## WHAT YOU SHOULD DO
Rewrite the lines from the one containing "104, 77, 113]" through the one containing "28, 544, 35]", changing "Bar" to "Rectangle" and keeping everything else unchanged.

[Spatial layout data]
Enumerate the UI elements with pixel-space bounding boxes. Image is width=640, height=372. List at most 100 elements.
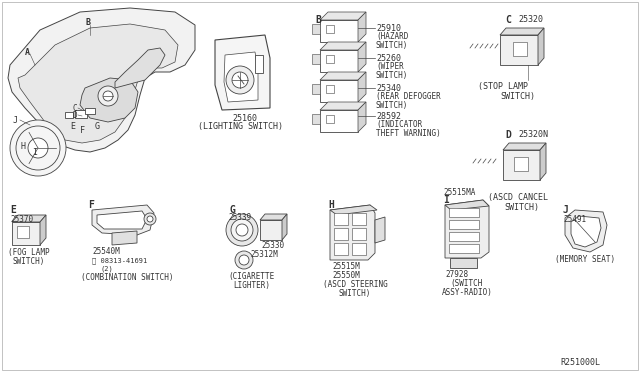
Text: C: C	[72, 104, 77, 113]
Bar	[513, 42, 527, 56]
Polygon shape	[18, 24, 178, 143]
Polygon shape	[358, 72, 366, 102]
Text: J: J	[13, 116, 18, 125]
Text: E: E	[10, 205, 16, 215]
Text: 25320: 25320	[518, 15, 543, 24]
Polygon shape	[320, 42, 366, 50]
Text: H: H	[328, 200, 334, 210]
Bar	[326, 25, 334, 33]
Text: 25540M: 25540M	[92, 247, 120, 256]
Polygon shape	[445, 200, 489, 258]
Text: F: F	[80, 126, 85, 135]
Polygon shape	[571, 216, 601, 247]
Text: ASSY-RADIO): ASSY-RADIO)	[442, 288, 492, 297]
Polygon shape	[312, 84, 320, 94]
Polygon shape	[260, 214, 287, 220]
Polygon shape	[320, 110, 358, 132]
Polygon shape	[92, 205, 154, 235]
Polygon shape	[320, 20, 358, 42]
Text: 25910: 25910	[376, 24, 401, 33]
Text: H: H	[20, 142, 25, 151]
Polygon shape	[450, 258, 477, 268]
Circle shape	[10, 120, 66, 176]
Polygon shape	[97, 211, 147, 229]
Bar	[514, 157, 528, 171]
Polygon shape	[320, 102, 366, 110]
Text: SWITCH): SWITCH)	[339, 289, 371, 298]
Polygon shape	[500, 35, 538, 65]
Text: C: C	[505, 15, 511, 25]
Polygon shape	[503, 150, 540, 180]
Bar	[352, 213, 366, 225]
Polygon shape	[115, 48, 165, 88]
Text: Ⓢ 08313-41691: Ⓢ 08313-41691	[92, 257, 147, 264]
Text: F: F	[88, 200, 94, 210]
Text: 25491: 25491	[563, 215, 586, 224]
Bar	[334, 243, 348, 255]
Text: A: A	[25, 48, 30, 57]
Polygon shape	[312, 54, 320, 64]
Polygon shape	[80, 78, 138, 122]
Text: E: E	[70, 122, 75, 131]
Text: 25515MA: 25515MA	[443, 188, 476, 197]
Text: 25340: 25340	[376, 84, 401, 93]
Circle shape	[103, 91, 113, 101]
Polygon shape	[500, 28, 544, 35]
Polygon shape	[112, 231, 137, 245]
Text: 25550M: 25550M	[332, 271, 360, 280]
Text: I: I	[32, 148, 37, 157]
Circle shape	[98, 86, 118, 106]
Text: J: J	[563, 205, 569, 215]
Polygon shape	[358, 42, 366, 72]
Polygon shape	[565, 210, 607, 252]
Bar	[449, 220, 479, 229]
Text: SWITCH): SWITCH)	[500, 92, 536, 101]
Text: (FOG LAMP: (FOG LAMP	[8, 248, 50, 257]
Text: THEFT WARNING): THEFT WARNING)	[376, 129, 441, 138]
Polygon shape	[320, 12, 366, 20]
Text: (LIGHTING SWITCH): (LIGHTING SWITCH)	[198, 122, 282, 131]
Bar	[85, 108, 95, 114]
Text: B: B	[315, 15, 321, 25]
Text: D: D	[72, 111, 77, 120]
Text: (STOP LAMP: (STOP LAMP	[478, 82, 528, 91]
Text: D: D	[505, 130, 511, 140]
Text: 28592: 28592	[376, 112, 401, 121]
Circle shape	[235, 251, 253, 269]
Bar	[334, 213, 348, 225]
Polygon shape	[320, 72, 366, 80]
Polygon shape	[12, 215, 46, 222]
Text: 25160: 25160	[232, 114, 257, 123]
Text: (WIPER: (WIPER	[376, 62, 404, 71]
Circle shape	[147, 216, 153, 222]
Text: (INDICATOR: (INDICATOR	[376, 120, 422, 129]
Text: B: B	[85, 18, 90, 27]
Text: (CIGARETTE: (CIGARETTE	[229, 272, 275, 281]
Text: 27928: 27928	[445, 270, 468, 279]
Text: (ASCD CANCEL: (ASCD CANCEL	[488, 193, 548, 202]
Circle shape	[231, 219, 253, 241]
Text: LIGHTER): LIGHTER)	[234, 281, 271, 290]
Bar	[326, 55, 334, 63]
Polygon shape	[312, 114, 320, 124]
Text: SWITCH): SWITCH)	[376, 41, 408, 50]
Circle shape	[236, 224, 248, 236]
Polygon shape	[260, 220, 282, 240]
Bar	[449, 232, 479, 241]
Polygon shape	[12, 222, 40, 245]
Polygon shape	[224, 52, 258, 102]
Text: (COMBINATION SWITCH): (COMBINATION SWITCH)	[81, 273, 173, 282]
Polygon shape	[320, 50, 358, 72]
Polygon shape	[358, 102, 366, 132]
Text: G: G	[95, 122, 100, 131]
Polygon shape	[358, 12, 366, 42]
Bar	[352, 228, 366, 240]
Text: (REAR DEFOGGER: (REAR DEFOGGER	[376, 92, 441, 101]
Bar	[449, 208, 479, 217]
Text: SWITCH): SWITCH)	[376, 71, 408, 80]
Text: 25320N: 25320N	[518, 130, 548, 139]
Polygon shape	[445, 200, 489, 210]
Polygon shape	[540, 143, 546, 180]
Circle shape	[28, 138, 48, 158]
Bar	[326, 115, 334, 123]
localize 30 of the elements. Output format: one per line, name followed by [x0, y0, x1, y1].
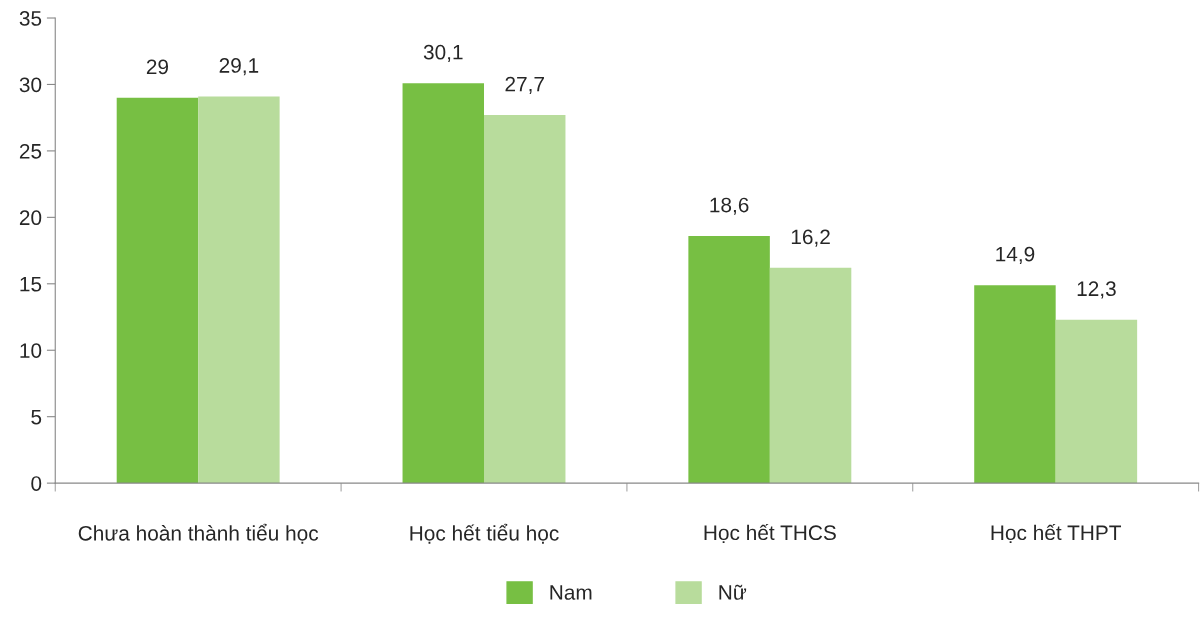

## THE RESPONSE
Text: C: C	[72, 104, 77, 113]
Rectangle	[513, 42, 527, 56]
Polygon shape	[18, 24, 178, 143]
Polygon shape	[358, 72, 366, 102]
Text: J: J	[13, 116, 18, 125]
Text: E: E	[10, 205, 16, 215]
Text: 25320: 25320	[518, 15, 543, 24]
Polygon shape	[320, 42, 366, 50]
Text: H: H	[328, 200, 334, 210]
Rectangle	[326, 25, 334, 33]
Text: 25540M: 25540M	[92, 247, 120, 256]
Polygon shape	[445, 200, 489, 258]
Text: F: F	[80, 126, 85, 135]
Polygon shape	[571, 216, 601, 247]
Text: ASSY-RADIO): ASSY-RADIO)	[442, 288, 492, 297]
Polygon shape	[312, 84, 320, 94]
Polygon shape	[260, 214, 287, 220]
Polygon shape	[320, 110, 358, 132]
Polygon shape	[92, 205, 154, 235]
Polygon shape	[320, 20, 358, 42]
Text: 25910: 25910	[376, 24, 401, 33]
Text: H: H	[20, 142, 25, 151]
Polygon shape	[450, 258, 477, 268]
Circle shape	[10, 120, 66, 176]
Polygon shape	[97, 211, 147, 229]
Rectangle	[514, 157, 528, 171]
Polygon shape	[320, 102, 366, 110]
Text: SWITCH): SWITCH)	[339, 289, 371, 298]
Polygon shape	[500, 35, 538, 65]
Text: C: C	[505, 15, 511, 25]
Polygon shape	[503, 150, 540, 180]
Rectangle	[352, 213, 366, 225]
Polygon shape	[115, 48, 165, 88]
Text: Ⓢ 08313-41691: Ⓢ 08313-41691	[92, 257, 147, 264]
Text: F: F	[88, 200, 94, 210]
Text: 25491: 25491	[563, 215, 586, 224]
Rectangle	[334, 243, 348, 255]
Text: A: A	[25, 48, 30, 57]
Polygon shape	[312, 54, 320, 64]
Polygon shape	[80, 78, 138, 122]
Text: E: E	[70, 122, 75, 131]
Text: 25515MA: 25515MA	[443, 188, 476, 197]
Text: 25340: 25340	[376, 84, 401, 93]
Circle shape	[103, 91, 113, 101]
Polygon shape	[500, 28, 544, 35]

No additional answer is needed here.